Present the lines of the material from its first line through the line that contains "square-f3[interactable]: ♟ [125,145,150,170]" as a Markdown table with the columns Row and Entry, numbering each line and leaving out any blank lines.

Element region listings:
-- start --
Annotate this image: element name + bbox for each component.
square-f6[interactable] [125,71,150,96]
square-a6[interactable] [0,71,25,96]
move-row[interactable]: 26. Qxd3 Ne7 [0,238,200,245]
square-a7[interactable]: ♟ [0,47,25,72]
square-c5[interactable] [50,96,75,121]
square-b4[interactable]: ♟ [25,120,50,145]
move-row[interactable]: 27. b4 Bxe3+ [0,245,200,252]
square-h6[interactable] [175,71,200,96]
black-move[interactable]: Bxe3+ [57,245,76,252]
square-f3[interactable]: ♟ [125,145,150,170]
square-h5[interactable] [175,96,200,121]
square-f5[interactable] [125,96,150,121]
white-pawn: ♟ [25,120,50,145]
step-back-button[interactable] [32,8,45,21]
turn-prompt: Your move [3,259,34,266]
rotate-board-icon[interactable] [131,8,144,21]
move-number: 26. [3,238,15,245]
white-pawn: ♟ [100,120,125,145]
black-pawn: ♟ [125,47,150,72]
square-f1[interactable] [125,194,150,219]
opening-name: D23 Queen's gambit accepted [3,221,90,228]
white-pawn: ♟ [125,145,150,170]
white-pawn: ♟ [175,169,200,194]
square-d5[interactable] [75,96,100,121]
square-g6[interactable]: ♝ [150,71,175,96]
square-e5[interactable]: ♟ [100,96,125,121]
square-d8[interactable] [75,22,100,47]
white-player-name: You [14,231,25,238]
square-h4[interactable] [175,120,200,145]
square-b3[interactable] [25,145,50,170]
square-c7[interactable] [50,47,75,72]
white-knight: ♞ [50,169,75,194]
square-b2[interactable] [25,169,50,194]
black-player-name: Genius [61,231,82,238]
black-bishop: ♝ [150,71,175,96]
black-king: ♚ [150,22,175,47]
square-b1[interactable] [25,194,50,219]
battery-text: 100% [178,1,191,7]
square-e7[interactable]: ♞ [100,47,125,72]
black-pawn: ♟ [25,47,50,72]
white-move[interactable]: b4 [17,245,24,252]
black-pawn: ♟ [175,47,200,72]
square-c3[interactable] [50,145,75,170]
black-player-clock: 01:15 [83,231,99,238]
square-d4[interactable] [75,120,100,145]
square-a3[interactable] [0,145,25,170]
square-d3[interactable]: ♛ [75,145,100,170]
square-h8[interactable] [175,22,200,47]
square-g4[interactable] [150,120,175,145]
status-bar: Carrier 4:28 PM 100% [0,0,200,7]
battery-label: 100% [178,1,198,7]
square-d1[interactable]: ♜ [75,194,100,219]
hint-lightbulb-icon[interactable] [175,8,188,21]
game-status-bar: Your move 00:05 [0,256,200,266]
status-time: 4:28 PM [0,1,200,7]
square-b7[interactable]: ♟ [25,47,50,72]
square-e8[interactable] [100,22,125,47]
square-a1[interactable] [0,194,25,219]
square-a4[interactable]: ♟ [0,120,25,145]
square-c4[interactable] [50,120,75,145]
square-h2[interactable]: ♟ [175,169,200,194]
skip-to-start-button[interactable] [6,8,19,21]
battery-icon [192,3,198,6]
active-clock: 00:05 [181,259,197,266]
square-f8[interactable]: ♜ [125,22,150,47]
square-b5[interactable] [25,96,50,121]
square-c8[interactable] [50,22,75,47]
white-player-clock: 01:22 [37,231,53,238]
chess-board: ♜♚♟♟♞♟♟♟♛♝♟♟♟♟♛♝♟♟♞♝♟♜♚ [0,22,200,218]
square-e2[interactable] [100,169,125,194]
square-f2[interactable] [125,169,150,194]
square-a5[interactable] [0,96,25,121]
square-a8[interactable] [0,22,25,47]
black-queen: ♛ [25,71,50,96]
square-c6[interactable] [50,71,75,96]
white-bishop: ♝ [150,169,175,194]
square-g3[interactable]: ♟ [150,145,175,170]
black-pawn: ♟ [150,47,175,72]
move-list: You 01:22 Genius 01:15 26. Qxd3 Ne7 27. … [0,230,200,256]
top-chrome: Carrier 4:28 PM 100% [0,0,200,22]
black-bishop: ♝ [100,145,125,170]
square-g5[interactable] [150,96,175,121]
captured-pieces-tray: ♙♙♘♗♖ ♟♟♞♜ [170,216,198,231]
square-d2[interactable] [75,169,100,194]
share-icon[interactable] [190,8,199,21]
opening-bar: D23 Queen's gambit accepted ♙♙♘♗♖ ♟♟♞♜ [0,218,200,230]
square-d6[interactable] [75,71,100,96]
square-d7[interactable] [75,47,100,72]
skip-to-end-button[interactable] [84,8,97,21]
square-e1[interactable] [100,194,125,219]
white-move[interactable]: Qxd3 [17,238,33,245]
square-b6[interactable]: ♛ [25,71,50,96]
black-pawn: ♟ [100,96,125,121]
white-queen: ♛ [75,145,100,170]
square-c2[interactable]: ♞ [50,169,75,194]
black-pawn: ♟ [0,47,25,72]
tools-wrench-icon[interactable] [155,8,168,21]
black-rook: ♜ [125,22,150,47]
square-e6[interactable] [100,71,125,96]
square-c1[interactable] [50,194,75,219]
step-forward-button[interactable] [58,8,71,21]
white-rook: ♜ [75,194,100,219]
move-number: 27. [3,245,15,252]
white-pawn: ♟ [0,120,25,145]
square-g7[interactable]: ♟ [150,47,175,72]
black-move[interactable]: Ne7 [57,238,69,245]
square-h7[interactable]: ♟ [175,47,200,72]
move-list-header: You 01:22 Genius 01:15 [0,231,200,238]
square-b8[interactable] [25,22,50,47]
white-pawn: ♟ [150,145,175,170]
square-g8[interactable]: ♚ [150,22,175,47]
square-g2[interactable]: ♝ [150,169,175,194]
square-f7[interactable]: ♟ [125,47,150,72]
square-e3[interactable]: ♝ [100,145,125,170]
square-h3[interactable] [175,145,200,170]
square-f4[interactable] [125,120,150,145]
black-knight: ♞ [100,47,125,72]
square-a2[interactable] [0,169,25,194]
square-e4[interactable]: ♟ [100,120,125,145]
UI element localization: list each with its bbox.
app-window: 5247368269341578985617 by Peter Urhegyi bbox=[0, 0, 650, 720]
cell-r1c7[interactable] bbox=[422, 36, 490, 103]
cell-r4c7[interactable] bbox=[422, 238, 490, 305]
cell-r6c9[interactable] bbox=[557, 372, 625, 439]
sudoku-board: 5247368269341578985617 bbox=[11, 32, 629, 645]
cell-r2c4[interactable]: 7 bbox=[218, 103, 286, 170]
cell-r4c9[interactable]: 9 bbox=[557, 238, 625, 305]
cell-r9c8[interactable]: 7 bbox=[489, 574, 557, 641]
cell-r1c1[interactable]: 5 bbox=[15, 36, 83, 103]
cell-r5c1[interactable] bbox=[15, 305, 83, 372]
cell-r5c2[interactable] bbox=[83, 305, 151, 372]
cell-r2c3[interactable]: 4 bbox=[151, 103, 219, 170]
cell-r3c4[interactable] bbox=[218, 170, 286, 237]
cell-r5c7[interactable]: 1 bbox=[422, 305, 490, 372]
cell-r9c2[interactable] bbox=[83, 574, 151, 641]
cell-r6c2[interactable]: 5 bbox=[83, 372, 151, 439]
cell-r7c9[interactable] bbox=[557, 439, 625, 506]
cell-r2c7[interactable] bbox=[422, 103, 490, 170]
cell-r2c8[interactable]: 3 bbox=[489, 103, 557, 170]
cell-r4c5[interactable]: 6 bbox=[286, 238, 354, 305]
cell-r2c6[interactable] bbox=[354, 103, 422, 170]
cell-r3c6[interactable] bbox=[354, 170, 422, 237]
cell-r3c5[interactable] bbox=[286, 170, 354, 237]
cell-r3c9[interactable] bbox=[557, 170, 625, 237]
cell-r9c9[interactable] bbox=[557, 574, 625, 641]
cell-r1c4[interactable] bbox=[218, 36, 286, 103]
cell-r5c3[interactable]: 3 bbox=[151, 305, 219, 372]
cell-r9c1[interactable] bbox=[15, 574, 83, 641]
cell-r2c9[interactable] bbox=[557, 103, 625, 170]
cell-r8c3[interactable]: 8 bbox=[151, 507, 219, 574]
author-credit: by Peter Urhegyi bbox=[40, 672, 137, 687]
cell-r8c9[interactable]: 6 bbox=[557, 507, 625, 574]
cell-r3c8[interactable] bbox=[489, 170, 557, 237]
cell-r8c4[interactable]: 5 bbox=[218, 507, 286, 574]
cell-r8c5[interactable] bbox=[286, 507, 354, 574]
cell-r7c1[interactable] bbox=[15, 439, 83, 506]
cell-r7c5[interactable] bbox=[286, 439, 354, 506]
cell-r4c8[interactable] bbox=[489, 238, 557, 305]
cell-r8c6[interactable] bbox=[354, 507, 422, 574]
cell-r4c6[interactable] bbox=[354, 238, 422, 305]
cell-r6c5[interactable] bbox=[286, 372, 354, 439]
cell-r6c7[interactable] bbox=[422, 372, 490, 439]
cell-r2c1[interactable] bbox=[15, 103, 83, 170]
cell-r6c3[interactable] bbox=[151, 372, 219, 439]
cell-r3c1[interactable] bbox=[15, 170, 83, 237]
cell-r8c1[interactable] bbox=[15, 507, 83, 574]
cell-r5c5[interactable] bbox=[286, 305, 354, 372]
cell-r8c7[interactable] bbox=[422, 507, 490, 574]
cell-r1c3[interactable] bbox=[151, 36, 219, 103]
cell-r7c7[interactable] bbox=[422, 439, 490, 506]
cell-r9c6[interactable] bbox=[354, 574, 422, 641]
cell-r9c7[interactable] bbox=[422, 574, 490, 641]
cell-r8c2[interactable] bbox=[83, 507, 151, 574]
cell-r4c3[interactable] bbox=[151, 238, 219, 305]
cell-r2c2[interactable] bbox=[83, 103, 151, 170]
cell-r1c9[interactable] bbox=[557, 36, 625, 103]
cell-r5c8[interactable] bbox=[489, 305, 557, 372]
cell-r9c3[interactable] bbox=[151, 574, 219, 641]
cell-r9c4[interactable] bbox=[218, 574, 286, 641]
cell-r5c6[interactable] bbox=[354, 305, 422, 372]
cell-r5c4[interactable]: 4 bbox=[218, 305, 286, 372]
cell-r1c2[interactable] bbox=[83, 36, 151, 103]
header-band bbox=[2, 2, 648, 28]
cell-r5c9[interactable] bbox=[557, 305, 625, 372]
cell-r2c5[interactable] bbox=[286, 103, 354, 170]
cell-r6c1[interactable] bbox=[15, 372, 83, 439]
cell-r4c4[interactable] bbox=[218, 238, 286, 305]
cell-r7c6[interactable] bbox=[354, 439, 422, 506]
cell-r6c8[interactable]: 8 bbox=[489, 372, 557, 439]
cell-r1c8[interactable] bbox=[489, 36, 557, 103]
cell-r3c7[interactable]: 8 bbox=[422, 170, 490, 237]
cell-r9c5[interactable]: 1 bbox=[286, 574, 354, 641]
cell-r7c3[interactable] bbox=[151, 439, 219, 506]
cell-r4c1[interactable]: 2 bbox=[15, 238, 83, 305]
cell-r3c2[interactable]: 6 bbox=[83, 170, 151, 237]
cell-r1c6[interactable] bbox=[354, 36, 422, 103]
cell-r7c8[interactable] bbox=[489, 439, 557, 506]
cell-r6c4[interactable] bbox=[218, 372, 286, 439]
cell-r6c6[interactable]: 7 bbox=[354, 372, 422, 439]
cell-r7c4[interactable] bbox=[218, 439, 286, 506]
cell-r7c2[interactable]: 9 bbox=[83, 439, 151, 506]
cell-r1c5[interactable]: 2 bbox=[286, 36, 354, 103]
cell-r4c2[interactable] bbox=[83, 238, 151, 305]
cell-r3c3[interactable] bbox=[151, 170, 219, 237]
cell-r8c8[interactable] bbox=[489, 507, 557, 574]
-- end --
#### Right answer:
| Row | Entry |
|---|---|
| 1 | Annotate this image: element name + bbox for each component. |
| 2 | square-f6[interactable] [125,71,150,96] |
| 3 | square-a6[interactable] [0,71,25,96] |
| 4 | move-row[interactable]: 26. Qxd3 Ne7 [0,238,200,245] |
| 5 | square-a7[interactable]: ♟ [0,47,25,72] |
| 6 | square-c5[interactable] [50,96,75,121] |
| 7 | square-b4[interactable]: ♟ [25,120,50,145] |
| 8 | move-row[interactable]: 27. b4 Bxe3+ [0,245,200,252] |
| 9 | square-h6[interactable] [175,71,200,96] |
| 10 | black-move[interactable]: Bxe3+ [57,245,76,252] |
| 11 | square-f3[interactable]: ♟ [125,145,150,170] |